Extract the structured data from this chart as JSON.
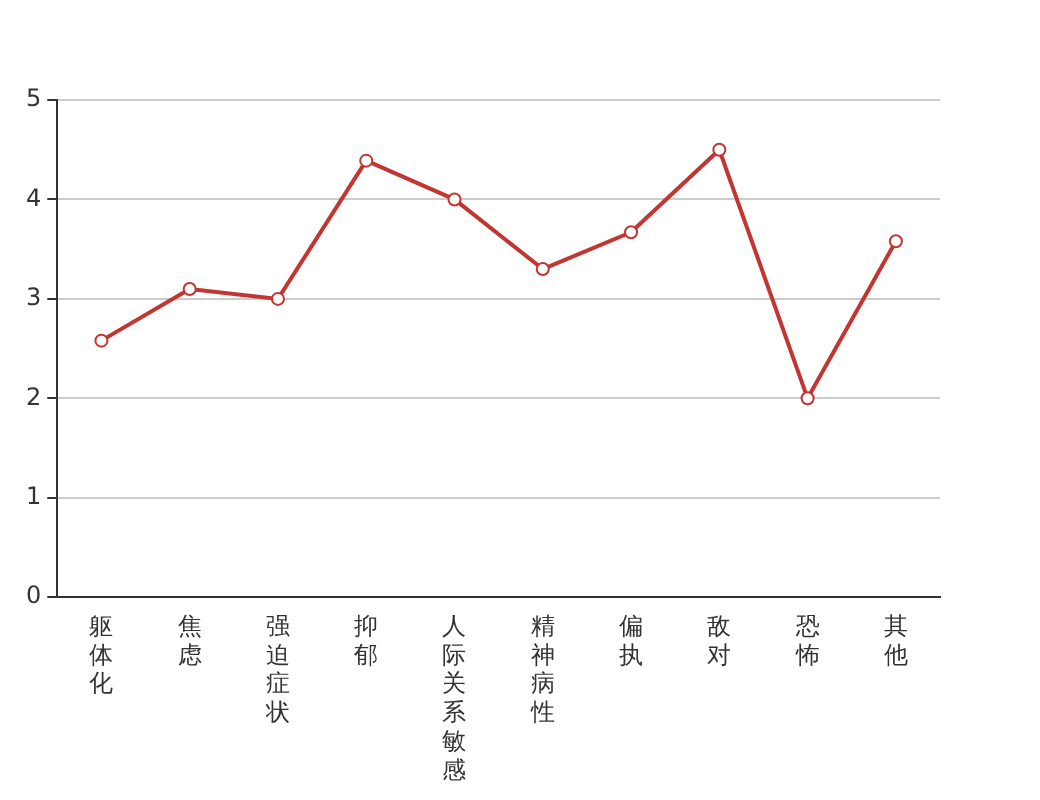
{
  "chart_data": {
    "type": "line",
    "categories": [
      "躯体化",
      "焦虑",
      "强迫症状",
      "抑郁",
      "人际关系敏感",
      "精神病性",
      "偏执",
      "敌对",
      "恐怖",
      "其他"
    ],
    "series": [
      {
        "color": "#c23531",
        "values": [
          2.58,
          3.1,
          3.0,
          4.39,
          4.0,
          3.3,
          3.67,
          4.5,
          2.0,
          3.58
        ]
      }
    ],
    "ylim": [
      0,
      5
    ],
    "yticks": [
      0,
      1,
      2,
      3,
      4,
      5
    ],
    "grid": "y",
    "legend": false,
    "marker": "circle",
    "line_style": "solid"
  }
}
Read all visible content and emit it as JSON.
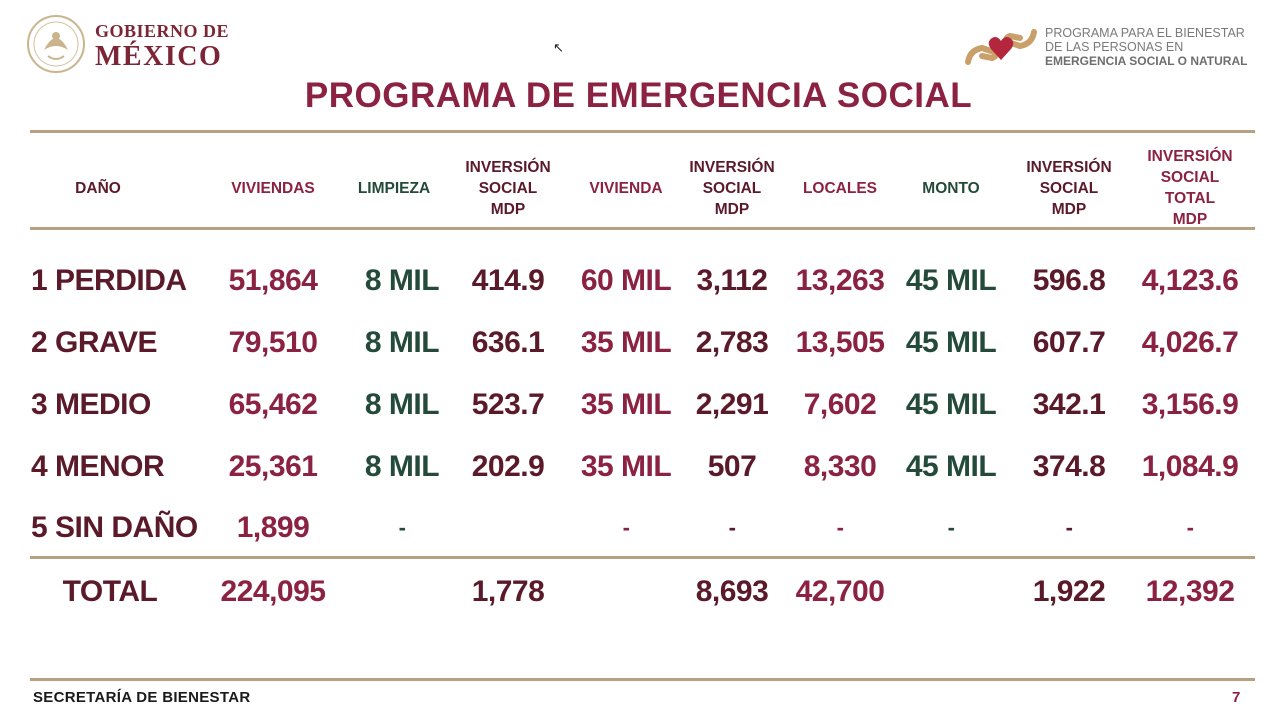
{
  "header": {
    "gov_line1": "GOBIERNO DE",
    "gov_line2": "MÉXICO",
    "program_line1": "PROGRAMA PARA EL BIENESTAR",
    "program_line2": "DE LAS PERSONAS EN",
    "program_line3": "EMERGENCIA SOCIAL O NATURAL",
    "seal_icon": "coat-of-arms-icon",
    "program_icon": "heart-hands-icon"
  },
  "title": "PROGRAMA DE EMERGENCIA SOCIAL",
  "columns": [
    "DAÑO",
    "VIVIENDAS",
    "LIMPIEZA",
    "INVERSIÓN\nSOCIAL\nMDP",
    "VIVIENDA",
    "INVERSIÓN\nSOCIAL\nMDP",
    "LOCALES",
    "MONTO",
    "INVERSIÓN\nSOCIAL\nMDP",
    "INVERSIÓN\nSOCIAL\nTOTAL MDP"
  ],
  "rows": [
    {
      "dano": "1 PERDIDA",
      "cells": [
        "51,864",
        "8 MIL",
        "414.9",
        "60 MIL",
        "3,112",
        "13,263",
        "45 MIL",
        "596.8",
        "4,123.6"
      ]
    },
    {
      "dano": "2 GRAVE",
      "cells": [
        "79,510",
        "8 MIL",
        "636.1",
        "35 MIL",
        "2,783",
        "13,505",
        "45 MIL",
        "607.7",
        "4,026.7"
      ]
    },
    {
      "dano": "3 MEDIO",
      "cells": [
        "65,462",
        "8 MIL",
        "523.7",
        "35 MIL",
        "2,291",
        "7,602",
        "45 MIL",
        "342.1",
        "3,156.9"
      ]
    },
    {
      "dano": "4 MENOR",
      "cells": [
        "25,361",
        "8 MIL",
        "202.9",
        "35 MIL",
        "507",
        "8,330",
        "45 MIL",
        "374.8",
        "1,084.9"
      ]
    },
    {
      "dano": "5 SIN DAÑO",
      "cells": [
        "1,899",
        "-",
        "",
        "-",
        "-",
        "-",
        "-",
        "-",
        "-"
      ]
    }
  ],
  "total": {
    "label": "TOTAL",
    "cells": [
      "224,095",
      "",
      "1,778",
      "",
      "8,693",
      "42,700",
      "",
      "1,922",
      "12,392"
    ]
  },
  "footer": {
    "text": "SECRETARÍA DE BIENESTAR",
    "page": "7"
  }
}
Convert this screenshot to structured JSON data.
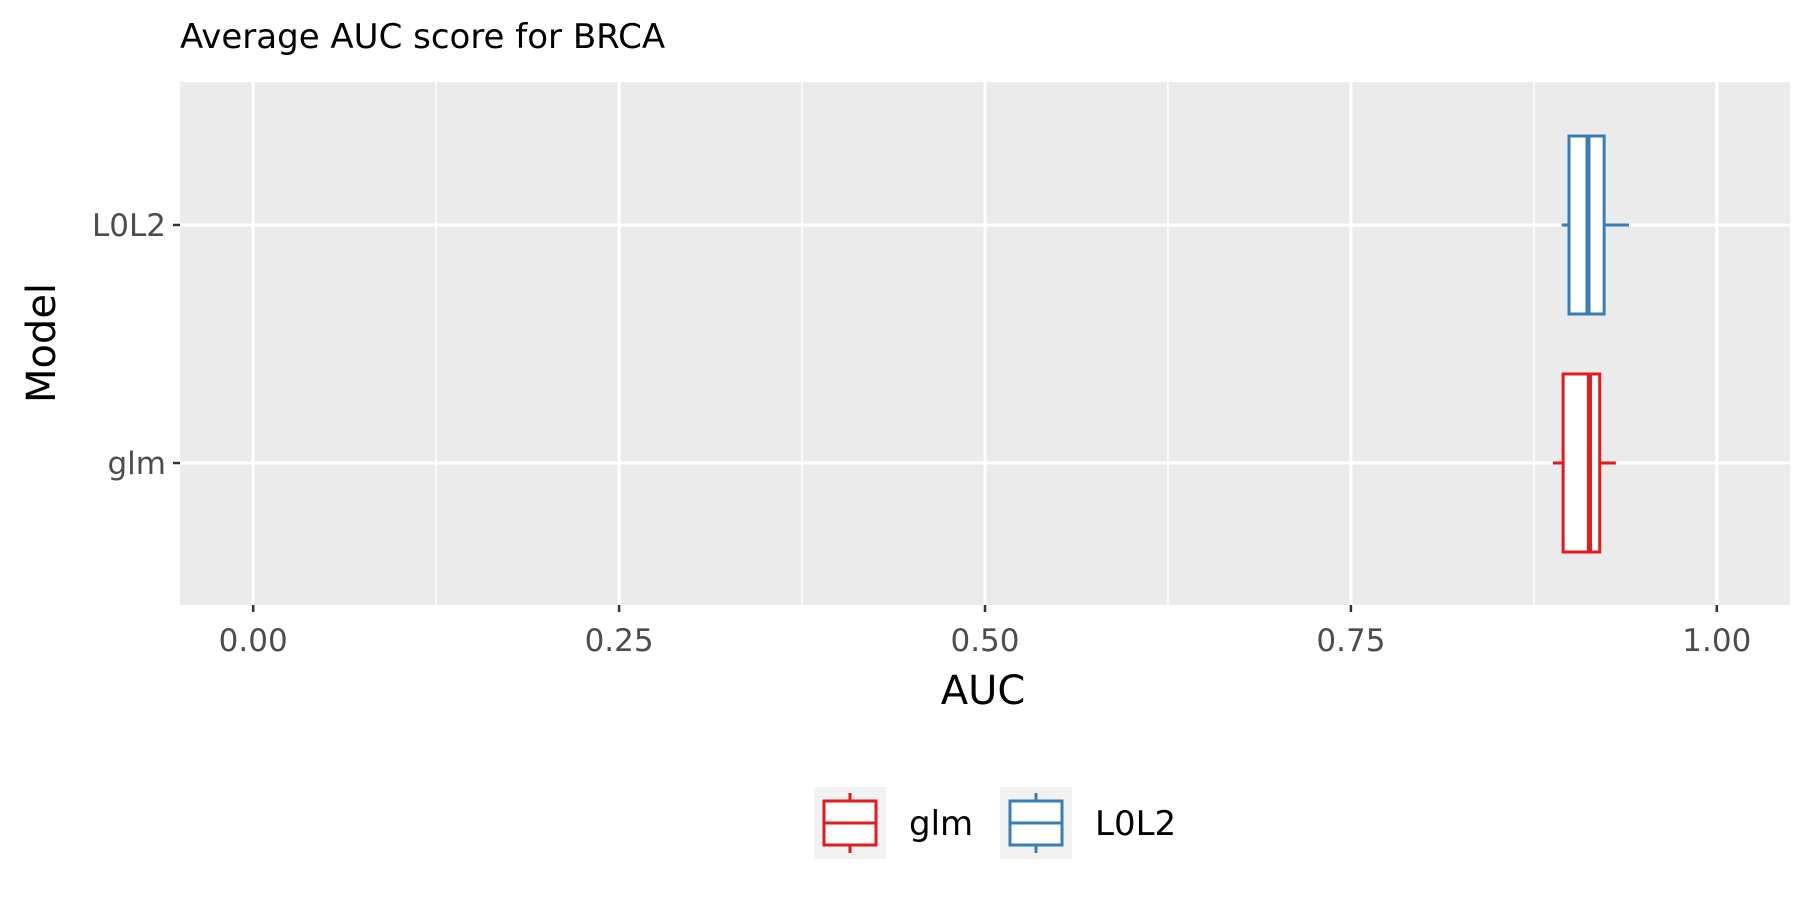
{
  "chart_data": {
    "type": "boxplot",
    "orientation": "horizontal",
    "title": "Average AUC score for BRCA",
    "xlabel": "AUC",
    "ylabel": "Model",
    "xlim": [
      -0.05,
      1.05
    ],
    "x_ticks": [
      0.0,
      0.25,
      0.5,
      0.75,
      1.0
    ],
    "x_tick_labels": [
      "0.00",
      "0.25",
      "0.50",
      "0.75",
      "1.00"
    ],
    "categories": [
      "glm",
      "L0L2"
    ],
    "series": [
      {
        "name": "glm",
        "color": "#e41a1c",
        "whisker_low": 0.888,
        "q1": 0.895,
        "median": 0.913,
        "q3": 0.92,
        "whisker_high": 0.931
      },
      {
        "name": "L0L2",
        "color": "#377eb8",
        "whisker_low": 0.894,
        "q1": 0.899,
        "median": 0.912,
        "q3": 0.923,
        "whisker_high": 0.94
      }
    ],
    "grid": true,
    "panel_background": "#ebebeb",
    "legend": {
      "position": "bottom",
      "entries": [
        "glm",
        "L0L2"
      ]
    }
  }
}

-----

* **EXERCISE DIRECTIONS**:
Quote the records above exactly, leaving out any pictures.

* **EXPECTED ANSWER**:
Extract the structured data from this chart as JSON.
{
  "chart_data": {
    "type": "line",
    "categories": [
      "躯体化",
      "焦虑",
      "强迫症状",
      "抑郁",
      "人际关系敏感",
      "精神病性",
      "偏执",
      "敌对",
      "恐怖",
      "其他"
    ],
    "series": [
      {
        "color": "#c23531",
        "values": [
          2.58,
          3.1,
          3.0,
          4.39,
          4.0,
          3.3,
          3.67,
          4.5,
          2.0,
          3.58
        ]
      }
    ],
    "ylim": [
      0,
      5
    ],
    "yticks": [
      0,
      1,
      2,
      3,
      4,
      5
    ],
    "grid": "y",
    "legend": false,
    "marker": "circle",
    "line_style": "solid"
  }
}
Read all visible content and emit it as JSON.
{
  "header": {
    "gov_line1": "GOBIERNO DE",
    "gov_line2": "MÉXICO",
    "program_line1": "PROGRAMA PARA EL BIENESTAR",
    "program_line2": "DE LAS PERSONAS EN",
    "program_line3": "EMERGENCIA SOCIAL O NATURAL",
    "seal_icon": "coat-of-arms-icon",
    "program_icon": "heart-hands-icon"
  },
  "title": "PROGRAMA DE EMERGENCIA SOCIAL",
  "columns": [
    "DAÑO",
    "VIVIENDAS",
    "LIMPIEZA",
    "INVERSIÓN\nSOCIAL\nMDP",
    "VIVIENDA",
    "INVERSIÓN\nSOCIAL\nMDP",
    "LOCALES",
    "MONTO",
    "INVERSIÓN\nSOCIAL\nMDP",
    "INVERSIÓN\nSOCIAL\nTOTAL MDP"
  ],
  "rows": [
    {
      "dano": "1 PERDIDA",
      "cells": [
        "51,864",
        "8 MIL",
        "414.9",
        "60 MIL",
        "3,112",
        "13,263",
        "45 MIL",
        "596.8",
        "4,123.6"
      ]
    },
    {
      "dano": "2 GRAVE",
      "cells": [
        "79,510",
        "8 MIL",
        "636.1",
        "35 MIL",
        "2,783",
        "13,505",
        "45 MIL",
        "607.7",
        "4,026.7"
      ]
    },
    {
      "dano": "3 MEDIO",
      "cells": [
        "65,462",
        "8 MIL",
        "523.7",
        "35 MIL",
        "2,291",
        "7,602",
        "45 MIL",
        "342.1",
        "3,156.9"
      ]
    },
    {
      "dano": "4 MENOR",
      "cells": [
        "25,361",
        "8 MIL",
        "202.9",
        "35 MIL",
        "507",
        "8,330",
        "45 MIL",
        "374.8",
        "1,084.9"
      ]
    },
    {
      "dano": "5 SIN DAÑO",
      "cells": [
        "1,899",
        "-",
        "",
        "-",
        "-",
        "-",
        "-",
        "-",
        "-"
      ]
    }
  ],
  "total": {
    "label": "TOTAL",
    "cells": [
      "224,095",
      "",
      "1,778",
      "",
      "8,693",
      "42,700",
      "",
      "1,922",
      "12,392"
    ]
  },
  "footer": {
    "text": "SECRETARÍA DE BIENESTAR",
    "page": "7"
  }
}
Convert this screenshot to structured JSON data.
{
  "chart_data": {
    "type": "boxplot",
    "orientation": "horizontal",
    "title": "Average AUC score for BRCA",
    "xlabel": "AUC",
    "ylabel": "Model",
    "xlim": [
      -0.05,
      1.05
    ],
    "x_ticks": [
      0.0,
      0.25,
      0.5,
      0.75,
      1.0
    ],
    "x_tick_labels": [
      "0.00",
      "0.25",
      "0.50",
      "0.75",
      "1.00"
    ],
    "categories": [
      "glm",
      "L0L2"
    ],
    "series": [
      {
        "name": "glm",
        "color": "#e41a1c",
        "whisker_low": 0.888,
        "q1": 0.895,
        "median": 0.913,
        "q3": 0.92,
        "whisker_high": 0.931
      },
      {
        "name": "L0L2",
        "color": "#377eb8",
        "whisker_low": 0.894,
        "q1": 0.899,
        "median": 0.912,
        "q3": 0.923,
        "whisker_high": 0.94
      }
    ],
    "grid": true,
    "panel_background": "#ebebeb",
    "legend": {
      "position": "bottom",
      "entries": [
        "glm",
        "L0L2"
      ]
    }
  }
}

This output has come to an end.